Extract, word for word, the rows between the one holding "list-item: Unplug any" and the one holding "table-row: ▲WARNING RISK OFELECTRICALSHOCK", inclusive.

[Stored records start]

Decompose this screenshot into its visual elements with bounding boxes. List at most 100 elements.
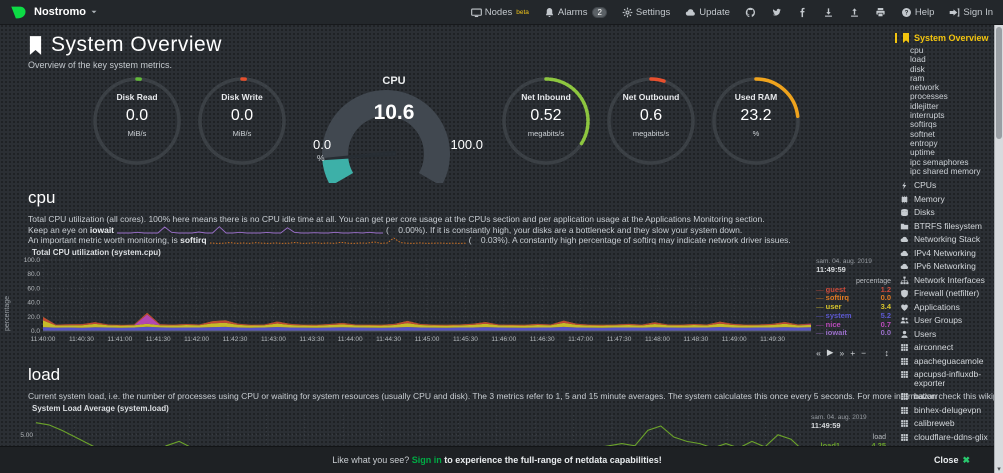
cloud-icon	[686, 8, 696, 16]
zoom-in-icon[interactable]: +	[850, 347, 856, 358]
netdata-logo-icon[interactable]	[10, 4, 27, 21]
signin-button[interactable]: Sign In	[949, 7, 993, 18]
legend-item-softirq[interactable]: — softirq 0.0	[816, 293, 891, 303]
scrollbar-thumb[interactable]	[996, 27, 1002, 139]
sidebar-item-airconnect[interactable]: airconnect	[900, 343, 992, 352]
pan-backward-icon[interactable]: «	[816, 347, 821, 358]
sidebar-item-ipv4-networking[interactable]: IPv4 Networking	[900, 248, 992, 258]
svg-text:11:46:30: 11:46:30	[530, 336, 555, 343]
sidebar-subitem-ram[interactable]: ram	[910, 72, 925, 83]
cpu-chart-plot[interactable]: 100.0 80.0 60.0 40.0 20.0 0.011:40:00 11:40:30…	[11, 257, 813, 345]
svg-text:11:41:30: 11:41:30	[146, 336, 171, 343]
cpu-gauge[interactable]: CPU 10.6 0.0 100.0 %	[301, 75, 487, 186]
page-subtitle: Overview of the key system metrics.	[28, 60, 173, 70]
sidebar-subitem-ipc-semaphores[interactable]: ipc semaphores	[910, 156, 969, 167]
svg-text:11:40:00: 11:40:00	[31, 336, 56, 343]
footer-signin-link[interactable]: Sign in	[411, 455, 442, 465]
sidebar-item-cloudflare-ddns-glix[interactable]: cloudflare-ddns-glix	[900, 432, 992, 442]
play-icon[interactable]: ▶	[826, 347, 834, 358]
close-button[interactable]: Close ✖	[933, 454, 970, 466]
sidebar-item-calibreweb[interactable]: calibreweb	[900, 419, 992, 428]
sidebar-item-ipv6-networking[interactable]: IPv6 Networking	[900, 262, 992, 271]
scrollbar[interactable]: ▾	[994, 25, 1003, 473]
svg-text:11:44:00: 11:44:00	[338, 336, 363, 343]
sidebar-item-apcupsd-influxdb-exporter[interactable]: apcupsd-influxdb-exporter	[900, 370, 992, 388]
sidebar-item-users[interactable]: Users	[900, 329, 992, 339]
gauge-net-inbound[interactable]: Net Inbound 0.52 megabits/s	[500, 75, 592, 167]
svg-text:11:48:00: 11:48:00	[645, 336, 670, 343]
grid-icon	[901, 357, 908, 365]
cpu-gauge-min: 0.0	[313, 137, 332, 152]
github-button[interactable]	[745, 7, 756, 18]
legend-item-load1[interactable]: —load14.25	[811, 441, 888, 451]
sidebar-item-memory[interactable]: Memory	[900, 194, 992, 204]
legend-item-user[interactable]: — user 3.4	[816, 302, 891, 312]
grid-icon	[901, 433, 908, 441]
gauge-disk-write[interactable]: Disk Write 0.0 MiB/s	[196, 75, 288, 167]
gauge-unit: MiB/s	[232, 129, 252, 138]
sidebar-item-applications[interactable]: Applications	[900, 302, 992, 312]
alarms-button[interactable]: Alarms 2	[544, 6, 607, 18]
user-icon	[901, 330, 908, 338]
export-button[interactable]	[849, 7, 860, 18]
sidebar-item-btrfs-filesystem[interactable]: BTRFS filesystem	[900, 221, 992, 231]
sidebar-subitem-idlejitter[interactable]: idlejitter	[910, 100, 939, 111]
sidebar-subitem-ipc-shared-memory[interactable]: ipc shared memory	[910, 165, 981, 176]
cpu-description-line3: An important metric worth monitoring, is…	[28, 235, 791, 245]
sidebar-item-firewall-netfilter[interactable]: Firewall (netfilter)	[900, 289, 992, 298]
help-button[interactable]: ? Help	[901, 7, 934, 18]
cpu-chart[interactable]: Total CPU utilization (system.cpu) perce…	[4, 248, 893, 359]
sidebar-item-bazarr[interactable]: bazarr	[900, 392, 992, 401]
hostname-menu[interactable]: Nostromo	[34, 6, 98, 18]
legend-item-nice[interactable]: — nice 0.7	[816, 319, 891, 329]
wikipedia-link[interactable]: this wikipedia article	[963, 391, 1003, 402]
gauge-used-ram[interactable]: Used RAM 23.2%	[710, 75, 802, 167]
twitter-button[interactable]	[771, 7, 782, 18]
sidebar-subitem-load[interactable]: load	[910, 54, 926, 65]
sidebar-item-cpus[interactable]: CPUs	[900, 181, 992, 190]
scrollbar-down-arrow[interactable]: ▾	[997, 466, 1001, 473]
settings-button[interactable]: Settings	[622, 7, 670, 18]
gauge-net-outbound[interactable]: Net Outbound 0.6 megabits/s	[605, 75, 697, 167]
legend-item-system[interactable]: — system 5.2	[816, 310, 891, 320]
facebook-button[interactable]	[797, 7, 808, 18]
bookmark-icon	[29, 35, 42, 55]
sidebar-subitem-network[interactable]: network	[910, 82, 940, 93]
sidebar-subitem-interrupts[interactable]: interrupts	[910, 110, 945, 121]
pan-forward-icon[interactable]: »	[839, 347, 845, 358]
zoom-out-icon[interactable]: −	[861, 347, 867, 358]
sidebar-item-networking-stack[interactable]: Networking Stack	[900, 235, 992, 244]
legend-item-iowait[interactable]: — iowait 0.0	[816, 328, 891, 338]
sidebar-item-system-overview[interactable]: System Overview	[895, 33, 992, 43]
sidebar-item-disks[interactable]: Disks	[900, 208, 992, 217]
sidebar-item-network-interfaces[interactable]: Network Interfaces	[900, 275, 992, 285]
print-button[interactable]	[875, 7, 886, 18]
gauges-row: Disk Read 0.0 MiB/s Disk Write 0.0 MiB/s CPU …	[0, 75, 893, 186]
sidebar-subitem-disk[interactable]: disk	[910, 63, 925, 74]
sidebar-subitem-processes[interactable]: processes	[910, 91, 948, 102]
load-chart-title: System Load Average (system.load)	[32, 403, 169, 413]
legend-date: sam. 04. aug. 2019	[816, 257, 872, 265]
sidebar-subitem-softnet[interactable]: softnet	[910, 128, 935, 139]
sidebar-item-binhex-delugevpn[interactable]: binhex-delugevpn	[900, 405, 992, 415]
gauge-disk-read[interactable]: Disk Read 0.0 MiB/s	[91, 75, 183, 167]
sidebar-subitem-uptime[interactable]: uptime	[910, 147, 935, 158]
shield-icon	[901, 289, 908, 298]
cpu-section: cpu Total CPU utilization (all cores). 1…	[0, 188, 893, 358]
svg-text:20.0: 20.0	[27, 313, 40, 320]
nodes-button[interactable]: Nodes beta	[470, 7, 529, 18]
resize-handle-icon[interactable]: ↕	[884, 347, 890, 358]
legend-date: sam. 04. aug. 2019	[811, 413, 867, 421]
sidebar-item-user-groups[interactable]: User Groups	[900, 316, 992, 325]
legend-item-guest[interactable]: — guest 1.2	[816, 284, 891, 294]
update-button[interactable]: Update	[685, 7, 730, 18]
gauge-value: 23.2	[740, 107, 772, 124]
grid-icon	[901, 420, 908, 428]
import-button[interactable]	[823, 7, 834, 18]
sidebar-item-apacheguacamole[interactable]: apacheguacamole	[900, 356, 992, 366]
top-navbar: Nostromo Nodes beta Alarms 2 Settings Upda…	[0, 0, 1003, 25]
legend-time: 11:49:59	[816, 264, 846, 274]
sidebar-subitem-entropy[interactable]: entropy	[910, 137, 938, 148]
sidebar-subitem-cpu[interactable]: cpu	[910, 45, 924, 55]
sidebar-subitem-softirqs[interactable]: softirqs	[910, 119, 937, 130]
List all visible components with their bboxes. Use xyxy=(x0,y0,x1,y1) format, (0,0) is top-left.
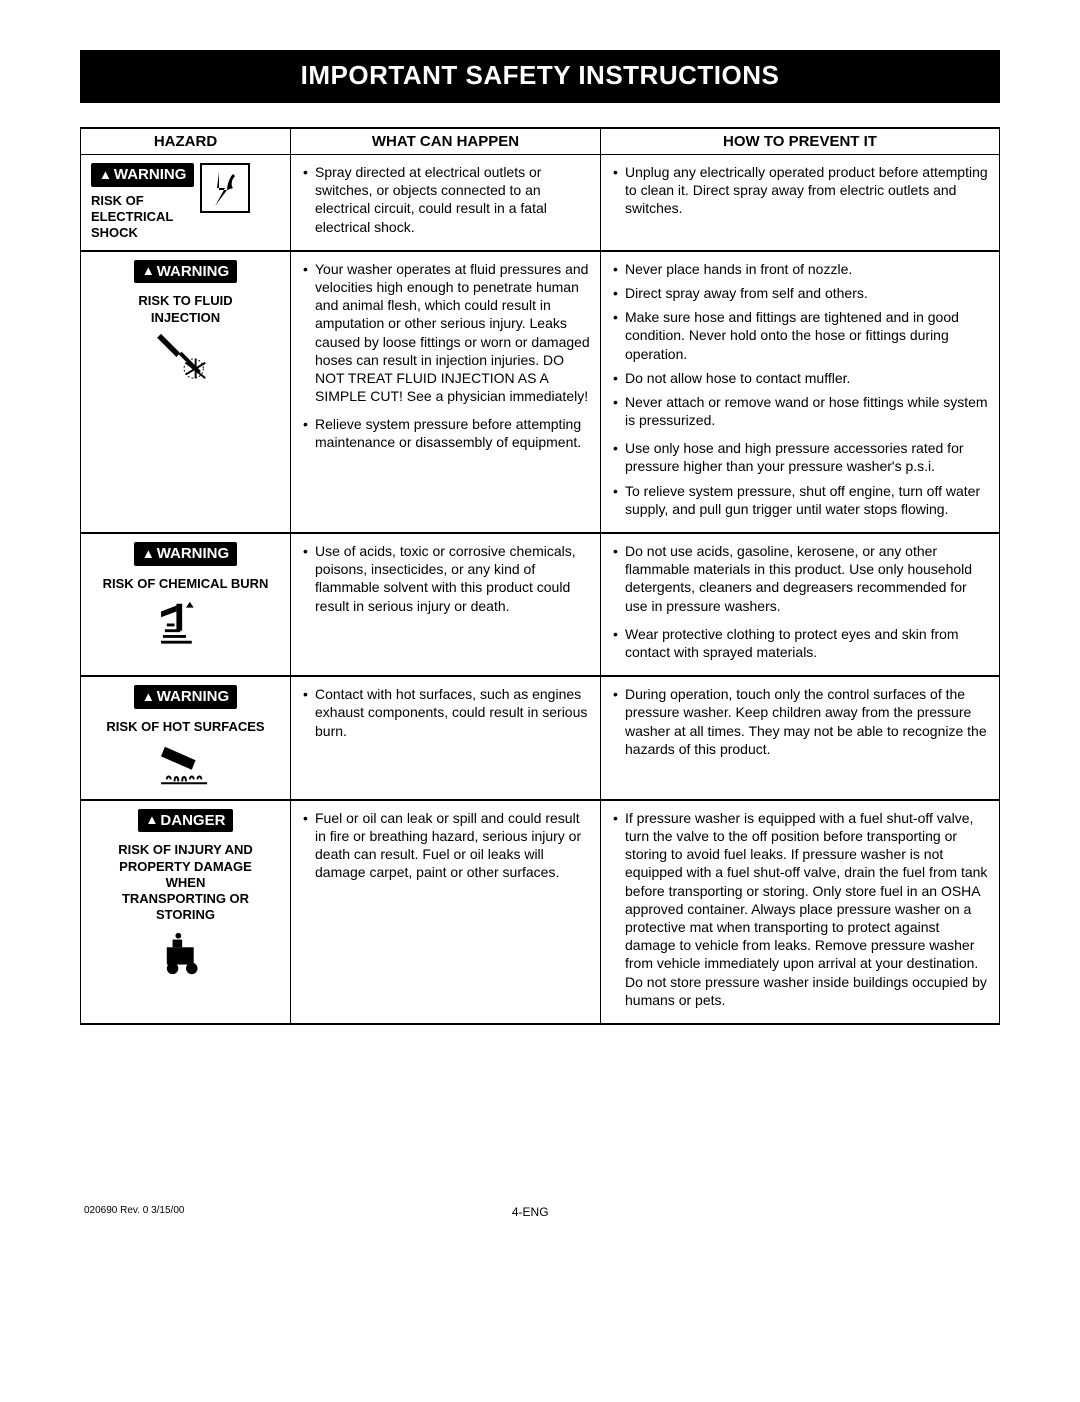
list-item: Unplug any electrically operated product… xyxy=(611,163,989,218)
header-how-to-prevent: HOW TO PREVENT IT xyxy=(601,128,1000,155)
list-item: Fuel or oil can leak or spill and could … xyxy=(301,809,590,882)
transport-storing-icon xyxy=(157,928,215,980)
hazard-cell: ▲WARNING RISK OF HOT SURFACES xyxy=(91,685,280,791)
hazard-cell: ▲DANGER RISK OF INJURY ANDPROPERTY DAMAG… xyxy=(91,809,280,980)
table-row: ▲WARNING RISK OFELECTRICALSHOCK Spray di… xyxy=(81,155,1000,251)
hazard-title: RISK TO FLUIDINJECTION xyxy=(138,293,232,326)
safety-table: HAZARD WHAT CAN HAPPEN HOW TO PREVENT IT… xyxy=(80,127,1000,1025)
list-item: Never attach or remove wand or hose fitt… xyxy=(611,393,989,429)
page-footer: 020690 Rev. 0 3/15/00 4-ENG xyxy=(80,1205,1000,1219)
how-to-prevent-list: During operation, touch only the control… xyxy=(611,685,989,758)
warning-triangle-icon: ▲ xyxy=(99,167,112,184)
list-item: Use only hose and high pressure accessor… xyxy=(611,439,989,475)
warning-badge: ▲WARNING xyxy=(134,542,237,566)
hot-surface-icon xyxy=(157,739,215,791)
hazard-title: RISK OF INJURY ANDPROPERTY DAMAGEWHENTRA… xyxy=(118,842,253,923)
warning-badge: ▲WARNING xyxy=(134,260,237,284)
hazard-cell: ▲WARNING RISK TO FLUIDINJECTION xyxy=(91,260,280,382)
what-can-happen-list: Spray directed at electrical outlets or … xyxy=(301,163,590,236)
what-can-happen-list: Use of acids, toxic or corrosive chemica… xyxy=(301,542,590,615)
header-what-can-happen: WHAT CAN HAPPEN xyxy=(291,128,601,155)
list-item: Wear protective clothing to protect eyes… xyxy=(611,625,989,661)
hazard-cell: ▲WARNING RISK OFELECTRICALSHOCK xyxy=(91,163,280,241)
how-to-prevent-list: Unplug any electrically operated product… xyxy=(611,163,989,218)
what-can-happen-list: Your washer operates at fluid pressures … xyxy=(301,260,590,452)
list-item: If pressure washer is equipped with a fu… xyxy=(611,809,989,1009)
list-item: Do not allow hose to contact muffler. xyxy=(611,369,989,387)
table-row: ▲WARNING RISK OF HOT SURFACES Contact wi… xyxy=(81,676,1000,800)
how-to-prevent-list: Never place hands in front of nozzle. Di… xyxy=(611,260,989,518)
list-item: Make sure hose and fittings are tightene… xyxy=(611,308,989,363)
hazard-cell: ▲WARNING RISK OF CHEMICAL BURN xyxy=(91,542,280,648)
list-item: Use of acids, toxic or corrosive chemica… xyxy=(301,542,590,615)
warning-badge: ▲WARNING xyxy=(134,685,237,709)
chemical-burn-icon xyxy=(157,596,215,648)
what-can-happen-list: Fuel or oil can leak or spill and could … xyxy=(301,809,590,882)
page-title-banner: IMPORTANT SAFETY INSTRUCTIONS xyxy=(80,50,1000,103)
list-item: To relieve system pressure, shut off eng… xyxy=(611,482,989,518)
hazard-title: RISK OFELECTRICALSHOCK xyxy=(91,193,173,242)
warning-triangle-icon: ▲ xyxy=(142,689,155,706)
warning-triangle-icon: ▲ xyxy=(142,546,155,563)
what-can-happen-list: Contact with hot surfaces, such as engin… xyxy=(301,685,590,740)
warning-badge: ▲WARNING xyxy=(91,163,194,187)
table-row: ▲DANGER RISK OF INJURY ANDPROPERTY DAMAG… xyxy=(81,800,1000,1024)
warning-triangle-icon: ▲ xyxy=(146,812,159,829)
warning-triangle-icon: ▲ xyxy=(142,263,155,280)
hazard-title: RISK OF HOT SURFACES xyxy=(106,719,264,735)
electrical-shock-icon xyxy=(200,163,250,213)
list-item: Do not use acids, gasoline, kerosene, or… xyxy=(611,542,989,615)
how-to-prevent-list: Do not use acids, gasoline, kerosene, or… xyxy=(611,542,989,661)
danger-badge: ▲DANGER xyxy=(138,809,234,833)
list-item: Never place hands in front of nozzle. xyxy=(611,260,989,278)
footer-page-number: 4-ENG xyxy=(512,1205,549,1219)
how-to-prevent-list: If pressure washer is equipped with a fu… xyxy=(611,809,989,1009)
footer-revision: 020690 Rev. 0 3/15/00 xyxy=(84,1205,184,1219)
fluid-injection-icon xyxy=(157,330,215,382)
list-item: Your washer operates at fluid pressures … xyxy=(301,260,590,406)
table-header-row: HAZARD WHAT CAN HAPPEN HOW TO PREVENT IT xyxy=(81,128,1000,155)
list-item: Relieve system pressure before attemptin… xyxy=(301,415,590,451)
table-row: ▲WARNING RISK OF CHEMICAL BURN Use of ac xyxy=(81,533,1000,676)
table-row: ▲WARNING RISK TO FLUIDINJECTION Your was xyxy=(81,251,1000,533)
list-item: Direct spray away from self and others. xyxy=(611,284,989,302)
header-hazard: HAZARD xyxy=(81,128,291,155)
list-item: Spray directed at electrical outlets or … xyxy=(301,163,590,236)
list-item: During operation, touch only the control… xyxy=(611,685,989,758)
hazard-title: RISK OF CHEMICAL BURN xyxy=(103,576,269,592)
list-item: Contact with hot surfaces, such as engin… xyxy=(301,685,590,740)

[Stored records end]

- [Exercise result]:
list-item: Unplug any electrically operated product… xyxy=(611,163,989,218)
header-how-to-prevent: HOW TO PREVENT IT xyxy=(601,128,1000,155)
list-item: Fuel or oil can leak or spill and could … xyxy=(301,809,590,882)
transport-storing-icon xyxy=(157,928,215,980)
hazard-cell: ▲WARNING RISK OF HOT SURFACES xyxy=(91,685,280,791)
hazard-cell: ▲DANGER RISK OF INJURY ANDPROPERTY DAMAG… xyxy=(91,809,280,980)
table-row: ▲WARNING RISK OFELECTRICALSHOCK Spray di… xyxy=(81,155,1000,251)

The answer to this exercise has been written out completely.